= Task brief =
Every line below must be reproduced exactly. Copy them all.

= Record excerpts =
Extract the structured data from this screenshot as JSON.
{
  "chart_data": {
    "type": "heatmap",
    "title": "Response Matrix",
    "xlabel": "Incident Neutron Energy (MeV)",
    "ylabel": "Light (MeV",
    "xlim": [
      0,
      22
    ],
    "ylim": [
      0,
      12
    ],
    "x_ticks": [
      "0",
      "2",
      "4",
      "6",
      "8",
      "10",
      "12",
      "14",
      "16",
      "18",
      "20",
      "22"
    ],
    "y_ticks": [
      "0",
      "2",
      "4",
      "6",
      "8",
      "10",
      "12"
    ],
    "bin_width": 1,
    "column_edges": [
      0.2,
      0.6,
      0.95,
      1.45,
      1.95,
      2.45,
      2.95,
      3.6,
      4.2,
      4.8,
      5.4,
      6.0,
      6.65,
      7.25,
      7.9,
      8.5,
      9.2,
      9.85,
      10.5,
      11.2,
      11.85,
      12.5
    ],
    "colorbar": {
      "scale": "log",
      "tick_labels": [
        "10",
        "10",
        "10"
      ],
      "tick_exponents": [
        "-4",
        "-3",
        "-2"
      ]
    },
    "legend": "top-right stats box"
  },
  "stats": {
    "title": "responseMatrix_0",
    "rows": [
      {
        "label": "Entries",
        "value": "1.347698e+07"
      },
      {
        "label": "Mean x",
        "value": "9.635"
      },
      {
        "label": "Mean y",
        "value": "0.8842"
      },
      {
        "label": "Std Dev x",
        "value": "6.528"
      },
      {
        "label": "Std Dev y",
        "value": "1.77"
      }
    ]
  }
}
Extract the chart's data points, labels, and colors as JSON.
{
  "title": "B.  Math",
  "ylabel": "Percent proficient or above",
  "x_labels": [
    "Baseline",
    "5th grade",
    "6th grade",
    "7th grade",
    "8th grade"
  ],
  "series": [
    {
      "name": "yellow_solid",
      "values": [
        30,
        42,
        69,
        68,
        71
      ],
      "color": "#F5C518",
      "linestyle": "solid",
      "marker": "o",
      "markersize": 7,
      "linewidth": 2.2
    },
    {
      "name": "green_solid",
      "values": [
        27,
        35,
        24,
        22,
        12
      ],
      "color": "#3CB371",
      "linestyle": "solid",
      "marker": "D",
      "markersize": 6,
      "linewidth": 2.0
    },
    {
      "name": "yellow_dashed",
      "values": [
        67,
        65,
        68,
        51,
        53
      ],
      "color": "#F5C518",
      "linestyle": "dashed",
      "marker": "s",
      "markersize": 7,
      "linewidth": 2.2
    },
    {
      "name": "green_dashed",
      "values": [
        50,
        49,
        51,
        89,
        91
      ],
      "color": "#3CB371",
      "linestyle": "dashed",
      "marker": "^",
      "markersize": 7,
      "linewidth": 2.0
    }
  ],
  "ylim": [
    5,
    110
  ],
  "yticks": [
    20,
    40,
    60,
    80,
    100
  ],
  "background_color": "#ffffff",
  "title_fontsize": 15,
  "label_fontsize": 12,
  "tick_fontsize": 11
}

= Response for this exercise =
Extract the structured data from this screenshot as JSON.
{
  "chart_data": {
    "type": "heatmap",
    "title": "Response Matrix",
    "xlabel": "Incident Neutron Energy (MeV)",
    "ylabel": "Light (MeV",
    "xlim": [
      0,
      22
    ],
    "ylim": [
      0,
      12
    ],
    "x_ticks": [
      "0",
      "2",
      "4",
      "6",
      "8",
      "10",
      "12",
      "14",
      "16",
      "18",
      "20",
      "22"
    ],
    "y_ticks": [
      "0",
      "2",
      "4",
      "6",
      "8",
      "10",
      "12"
    ],
    "bin_width": 1,
    "column_edges": [
      0.2,
      0.6,
      0.95,
      1.45,
      1.95,
      2.45,
      2.95,
      3.6,
      4.2,
      4.8,
      5.4,
      6.0,
      6.65,
      7.25,
      7.9,
      8.5,
      9.2,
      9.85,
      10.5,
      11.2,
      11.85,
      12.5
    ],
    "colorbar": {
      "scale": "log",
      "tick_labels": [
        "10",
        "10",
        "10"
      ],
      "tick_exponents": [
        "-4",
        "-3",
        "-2"
      ]
    },
    "legend": "top-right stats box"
  },
  "stats": {
    "title": "responseMatrix_0",
    "rows": [
      {
        "label": "Entries",
        "value": "1.347698e+07"
      },
      {
        "label": "Mean x",
        "value": "9.635"
      },
      {
        "label": "Mean y",
        "value": "0.8842"
      },
      {
        "label": "Std Dev x",
        "value": "6.528"
      },
      {
        "label": "Std Dev y",
        "value": "1.77"
      }
    ]
  }
}
Extract the chart's data points, labels, and colors as JSON.
{
  "title": "B.  Math",
  "ylabel": "Percent proficient or above",
  "x_labels": [
    "Baseline",
    "5th grade",
    "6th grade",
    "7th grade",
    "8th grade"
  ],
  "series": [
    {
      "name": "yellow_solid",
      "values": [
        30,
        42,
        69,
        68,
        71
      ],
      "color": "#F5C518",
      "linestyle": "solid",
      "marker": "o",
      "markersize": 7,
      "linewidth": 2.2
    },
    {
      "name": "green_solid",
      "values": [
        27,
        35,
        24,
        22,
        12
      ],
      "color": "#3CB371",
      "linestyle": "solid",
      "marker": "D",
      "markersize": 6,
      "linewidth": 2.0
    },
    {
      "name": "yellow_dashed",
      "values": [
        67,
        65,
        68,
        51,
        53
      ],
      "color": "#F5C518",
      "linestyle": "dashed",
      "marker": "s",
      "markersize": 7,
      "linewidth": 2.2
    },
    {
      "name": "green_dashed",
      "values": [
        50,
        49,
        51,
        89,
        91
      ],
      "color": "#3CB371",
      "linestyle": "dashed",
      "marker": "^",
      "markersize": 7,
      "linewidth": 2.0
    }
  ],
  "ylim": [
    5,
    110
  ],
  "yticks": [
    20,
    40,
    60,
    80,
    100
  ],
  "background_color": "#ffffff",
  "title_fontsize": 15,
  "label_fontsize": 12,
  "tick_fontsize": 11
}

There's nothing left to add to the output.